═════ Records shown

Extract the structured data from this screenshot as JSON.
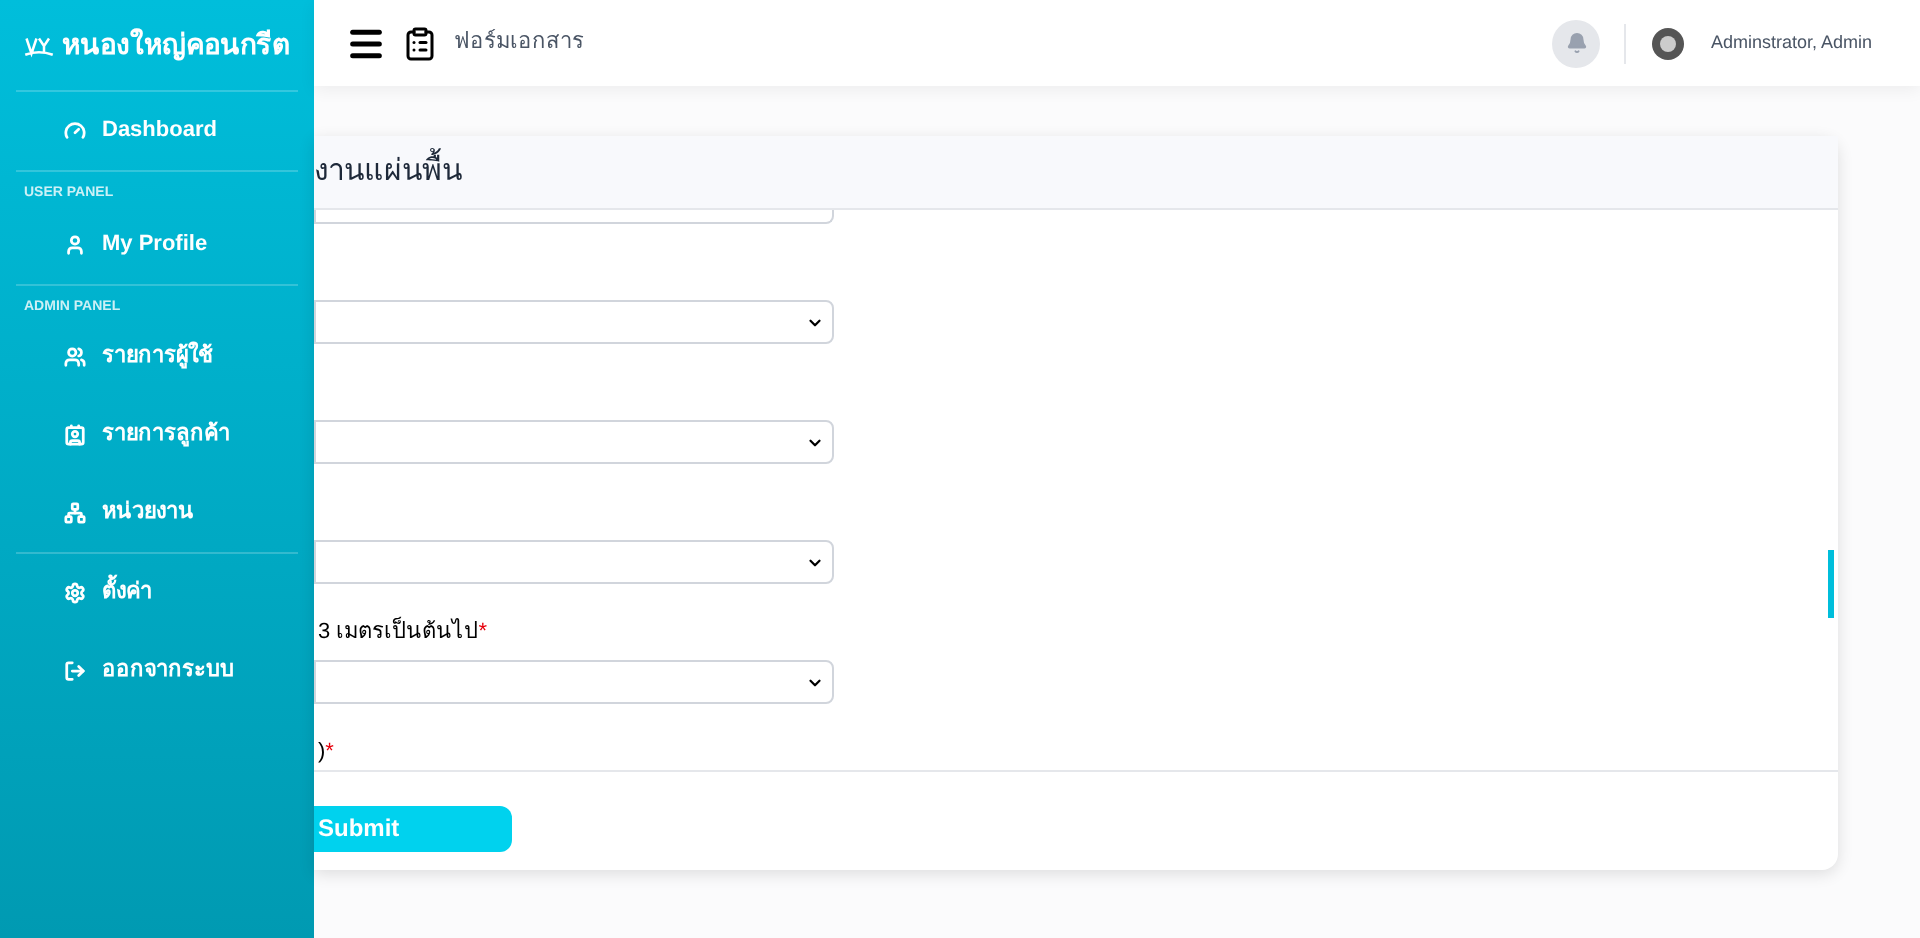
{
  "sidebar": {
    "brand": "หนองใหญ่คอนกรีต",
    "sections": [
      {
        "items": [
          {
            "label": "Dashboard"
          }
        ]
      },
      {
        "heading": "USER PANEL",
        "items": [
          {
            "label": "My Profile"
          }
        ]
      },
      {
        "heading": "ADMIN PANEL",
        "items": [
          {
            "label": "รายการผู้ใช้"
          },
          {
            "label": "รายการลูกค้า"
          },
          {
            "label": "หน่วยงาน"
          }
        ]
      },
      {
        "items": [
          {
            "label": "ตั้งค่า"
          },
          {
            "label": "ออกจากระบบ"
          }
        ]
      }
    ]
  },
  "header": {
    "page_title": "ฟอร์มเอกสาร",
    "user": "Adminstrator, Admin"
  },
  "card": {
    "title": "งานแผ่นพื้น",
    "form_items": [
      {
        "kind": "partial_select"
      },
      {
        "kind": "select"
      },
      {
        "kind": "select"
      },
      {
        "kind": "select"
      },
      {
        "kind": "label",
        "text": "3 เมตรเป็นต้นไป",
        "required_mark": "*"
      },
      {
        "kind": "select"
      },
      {
        "kind": "label",
        "text": ")",
        "required_mark": "*"
      }
    ],
    "submit": "Submit"
  }
}
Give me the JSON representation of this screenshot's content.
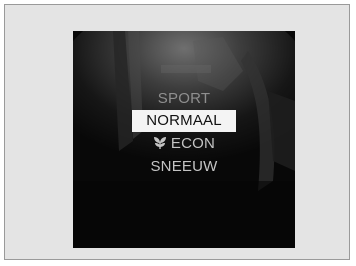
{
  "drive_mode_menu": {
    "items": [
      {
        "label": "SPORT",
        "icon": ""
      },
      {
        "label": "NORMAAL",
        "icon": ""
      },
      {
        "label": "ECON",
        "icon": "leaf-icon"
      },
      {
        "label": "SNEEUW",
        "icon": ""
      }
    ],
    "selected_index": 1,
    "selected_background": "#f4f4f4",
    "selected_text_color": "#111111",
    "text_color": "#c4c4c4"
  }
}
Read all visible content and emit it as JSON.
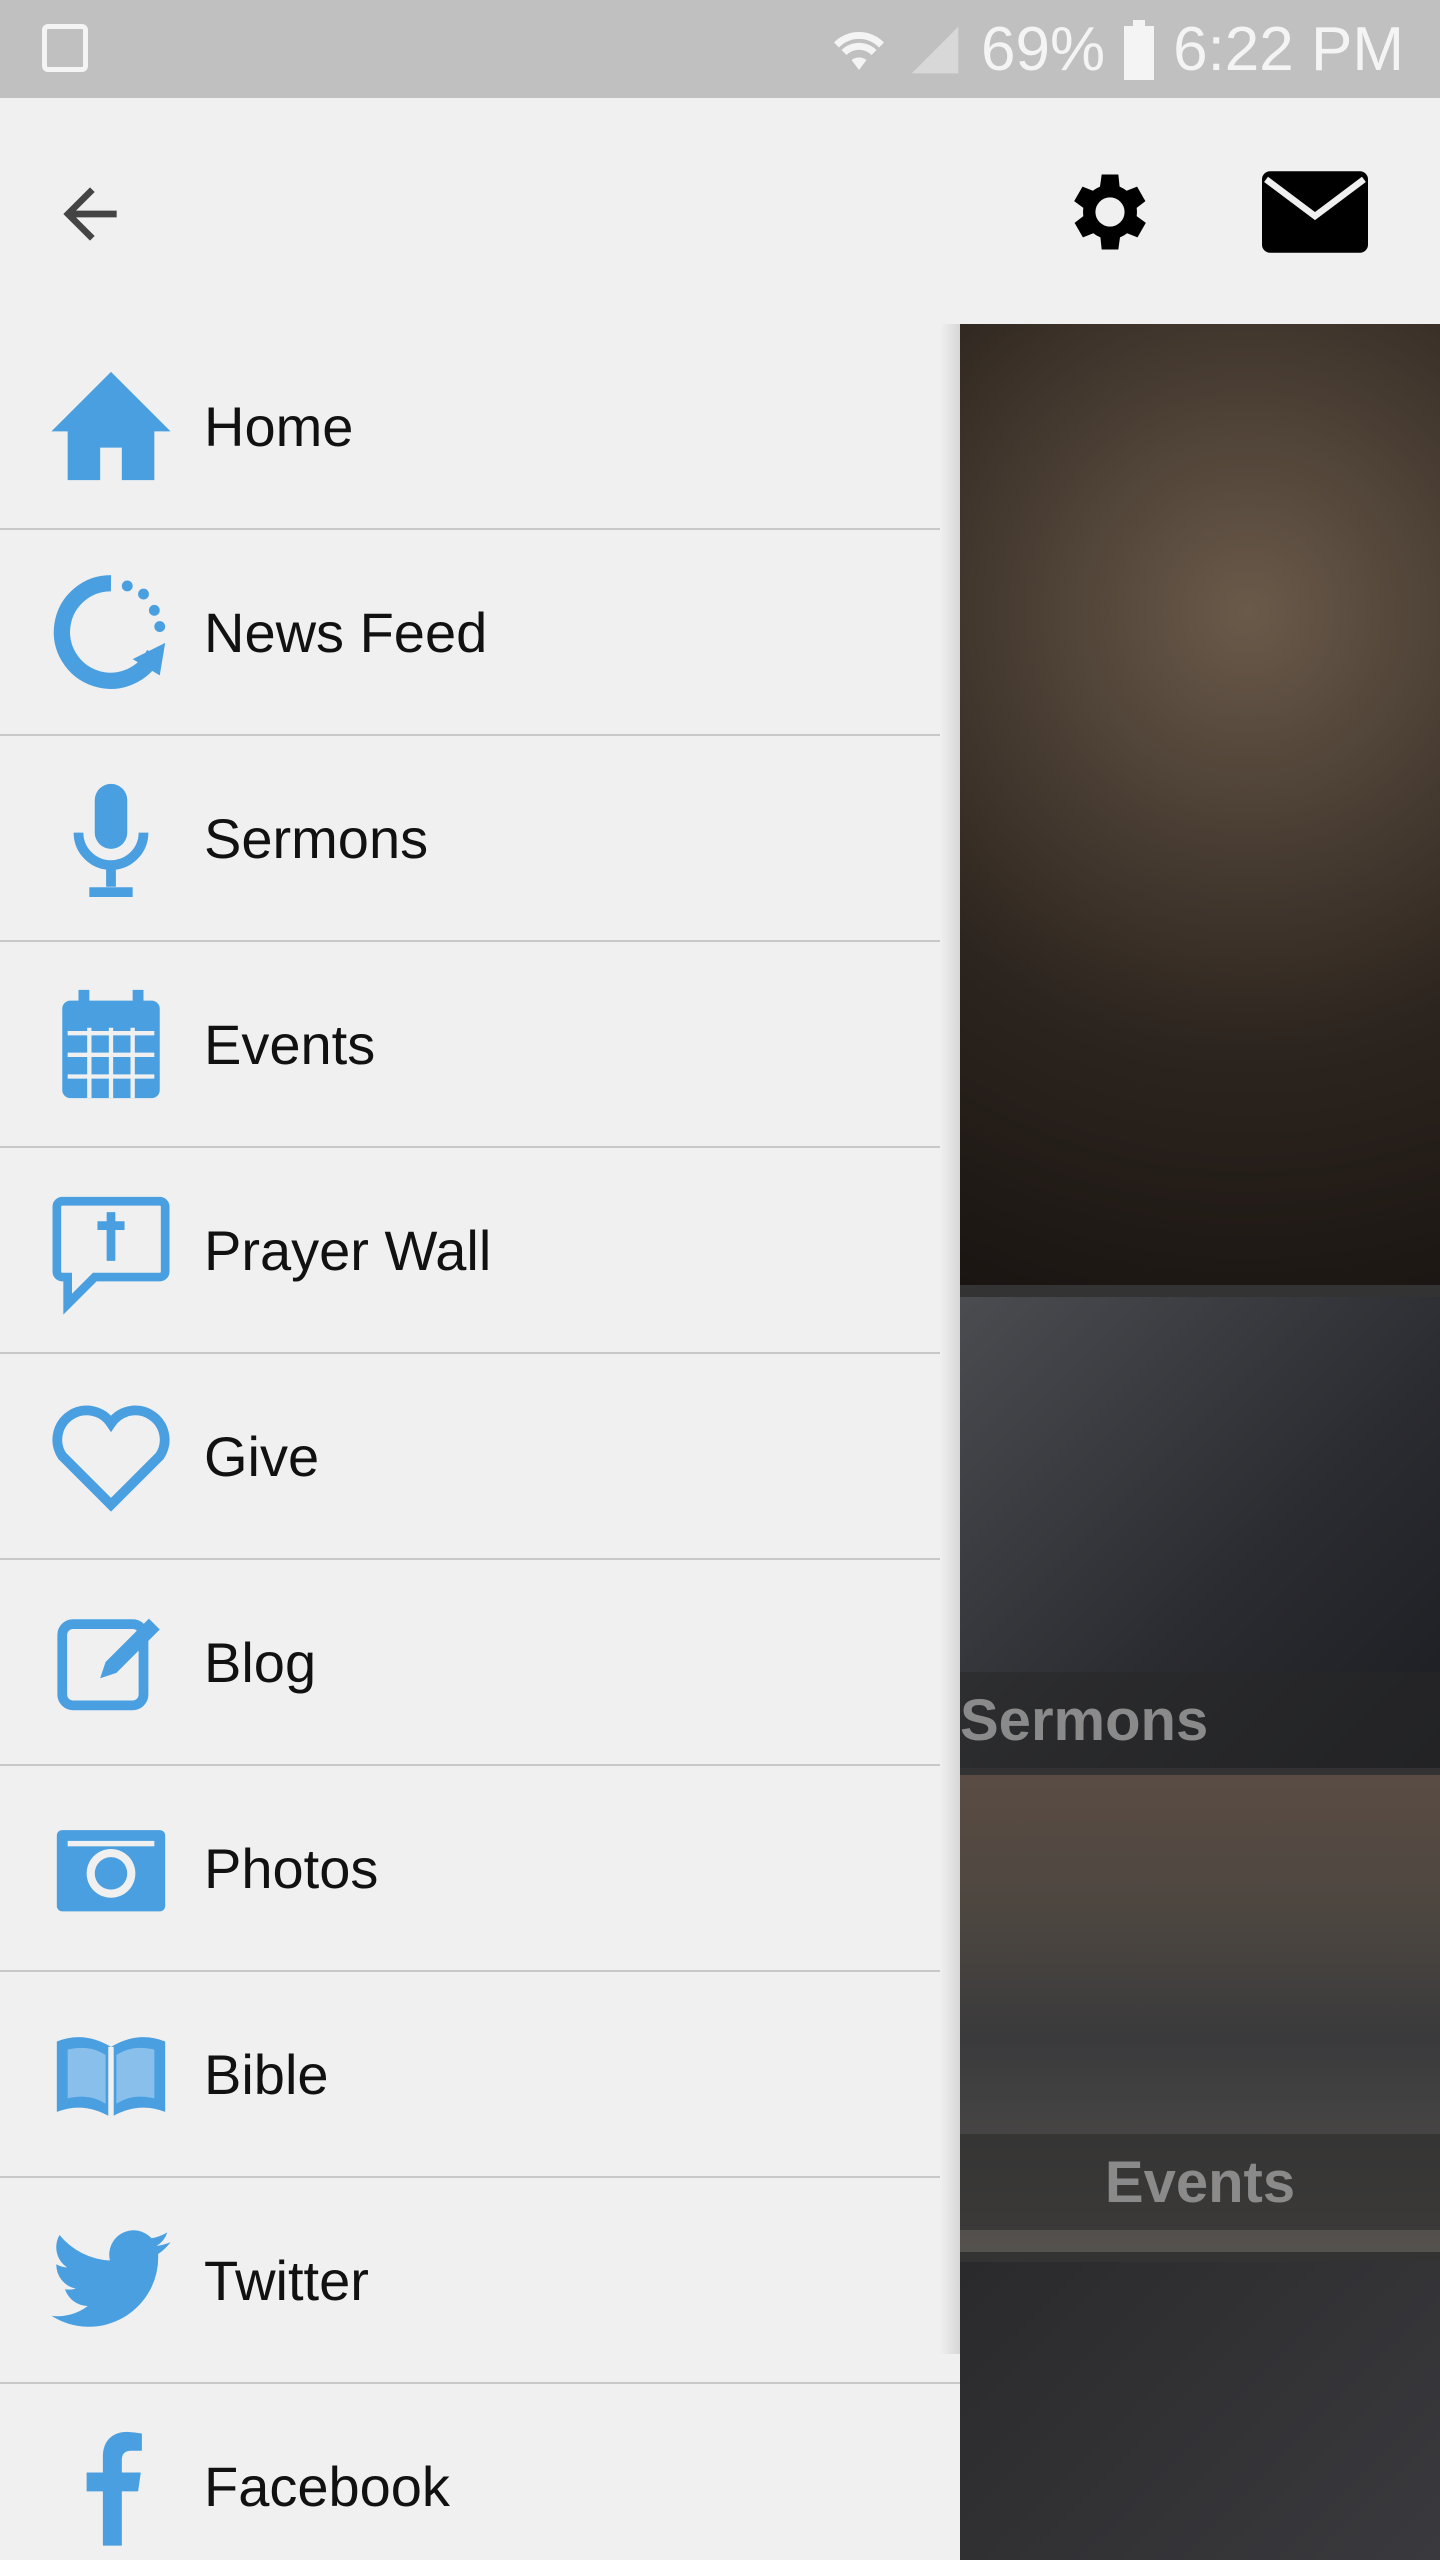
{
  "status_bar": {
    "battery": "69%",
    "time": "6:22 PM",
    "icons": [
      "gallery-icon",
      "wifi-icon",
      "signal-icon",
      "battery-icon"
    ]
  },
  "toolbar": {
    "icons": [
      "back-arrow-icon",
      "gear-icon",
      "mail-icon"
    ]
  },
  "accent_color": "#4a9fe0",
  "drawer": {
    "items": [
      {
        "label": "Home",
        "icon": "home-icon"
      },
      {
        "label": "News Feed",
        "icon": "refresh-icon"
      },
      {
        "label": "Sermons",
        "icon": "microphone-icon"
      },
      {
        "label": "Events",
        "icon": "calendar-icon"
      },
      {
        "label": "Prayer Wall",
        "icon": "prayer-bubble-icon"
      },
      {
        "label": "Give",
        "icon": "heart-icon"
      },
      {
        "label": "Blog",
        "icon": "edit-icon"
      },
      {
        "label": "Photos",
        "icon": "camera-icon"
      },
      {
        "label": "Bible",
        "icon": "book-icon"
      },
      {
        "label": "Twitter",
        "icon": "twitter-icon"
      },
      {
        "label": "Facebook",
        "icon": "facebook-icon"
      }
    ]
  },
  "content": {
    "tiles": [
      {
        "caption": ""
      },
      {
        "caption": "Sermons"
      },
      {
        "caption": "Events"
      },
      {
        "caption": ""
      }
    ]
  }
}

══════════

#### Stated problem:
Using the listing above, show each line holding the string "Give".

#### Solution to this exercise:
Give me the JSON representation of this screenshot's content.
        "label": "Give",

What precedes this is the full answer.